GOAL
Gather all lines with "title" from the records.

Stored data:
----
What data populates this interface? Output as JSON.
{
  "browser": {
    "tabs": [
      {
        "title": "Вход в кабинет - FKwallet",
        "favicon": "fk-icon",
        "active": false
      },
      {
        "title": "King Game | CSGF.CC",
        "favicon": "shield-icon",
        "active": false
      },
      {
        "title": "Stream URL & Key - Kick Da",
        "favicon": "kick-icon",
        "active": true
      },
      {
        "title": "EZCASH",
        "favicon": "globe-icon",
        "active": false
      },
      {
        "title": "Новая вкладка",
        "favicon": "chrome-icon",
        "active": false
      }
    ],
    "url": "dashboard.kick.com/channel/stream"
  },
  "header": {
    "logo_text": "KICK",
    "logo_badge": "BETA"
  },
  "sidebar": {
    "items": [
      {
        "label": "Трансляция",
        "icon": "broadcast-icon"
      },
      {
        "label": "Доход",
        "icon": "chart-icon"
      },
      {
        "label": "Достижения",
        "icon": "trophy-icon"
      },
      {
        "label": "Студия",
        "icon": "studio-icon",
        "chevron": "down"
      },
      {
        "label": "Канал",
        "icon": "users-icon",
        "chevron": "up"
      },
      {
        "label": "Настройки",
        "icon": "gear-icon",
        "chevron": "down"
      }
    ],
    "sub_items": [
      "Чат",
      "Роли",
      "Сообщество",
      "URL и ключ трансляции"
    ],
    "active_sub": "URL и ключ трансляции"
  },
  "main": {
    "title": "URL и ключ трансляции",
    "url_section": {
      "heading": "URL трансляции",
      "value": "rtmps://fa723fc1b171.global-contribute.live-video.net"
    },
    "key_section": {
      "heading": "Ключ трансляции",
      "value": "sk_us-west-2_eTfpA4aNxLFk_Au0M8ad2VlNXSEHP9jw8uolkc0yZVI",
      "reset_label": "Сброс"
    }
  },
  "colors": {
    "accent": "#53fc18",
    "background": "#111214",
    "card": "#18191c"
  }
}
----
TASK SOLUTION
        "title": "Вход в кабинет - FKwallet",
        "title": "King Game | CSGF.CC",
        "title": "Stream URL & Key - Kick Da",
        "title": "EZCASH",
        "title": "Новая вкладка",
    "title": "URL и ключ трансляции",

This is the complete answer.